▸ EXERCISE DIRECTIONS: Copy out, from the entries below, each line holding the string "ʔats".

▸ RAW RECORDS:
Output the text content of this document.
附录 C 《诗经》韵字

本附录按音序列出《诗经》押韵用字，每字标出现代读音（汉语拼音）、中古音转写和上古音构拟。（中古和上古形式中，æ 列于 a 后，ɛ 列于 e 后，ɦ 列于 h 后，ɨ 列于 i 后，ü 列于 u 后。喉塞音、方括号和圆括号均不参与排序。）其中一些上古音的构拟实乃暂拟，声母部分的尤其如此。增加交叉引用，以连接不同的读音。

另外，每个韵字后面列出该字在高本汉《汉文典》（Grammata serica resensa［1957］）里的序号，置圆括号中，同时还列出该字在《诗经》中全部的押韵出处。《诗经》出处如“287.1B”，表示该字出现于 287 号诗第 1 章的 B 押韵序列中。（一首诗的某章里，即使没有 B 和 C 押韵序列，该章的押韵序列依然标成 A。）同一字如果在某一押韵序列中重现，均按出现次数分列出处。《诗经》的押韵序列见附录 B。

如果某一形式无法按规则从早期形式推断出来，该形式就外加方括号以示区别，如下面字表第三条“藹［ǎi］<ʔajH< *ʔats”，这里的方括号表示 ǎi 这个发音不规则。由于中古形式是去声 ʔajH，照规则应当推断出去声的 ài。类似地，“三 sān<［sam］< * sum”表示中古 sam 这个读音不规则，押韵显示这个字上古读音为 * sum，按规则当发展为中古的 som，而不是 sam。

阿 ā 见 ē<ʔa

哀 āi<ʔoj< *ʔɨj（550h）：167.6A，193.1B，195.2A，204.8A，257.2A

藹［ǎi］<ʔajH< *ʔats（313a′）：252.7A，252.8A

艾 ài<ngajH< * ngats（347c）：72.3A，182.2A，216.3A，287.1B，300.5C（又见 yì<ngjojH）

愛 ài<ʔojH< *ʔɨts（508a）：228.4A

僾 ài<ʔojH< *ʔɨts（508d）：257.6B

▸ PROBLEM SOLUTION:
如果某一形式无法按规则从早期形式推断出来，该形式就外加方括号以示区别，如下面字表第三条“藹［ǎi］<ʔajH< *ʔats”，这里的方括号表示 ǎi 这个发音不规则。由于中古形式是去声 ʔajH，照规则应当推断出去声的 ài。类似地，“三 sān<［sam］< * sum”表示中古 sam 这个读音不规则，押韵显示这个字上古读音为 * sum，按规则当发展为中古的 som，而不是 sam。
藹［ǎi］<ʔajH< *ʔats（313a′）：252.7A，252.8A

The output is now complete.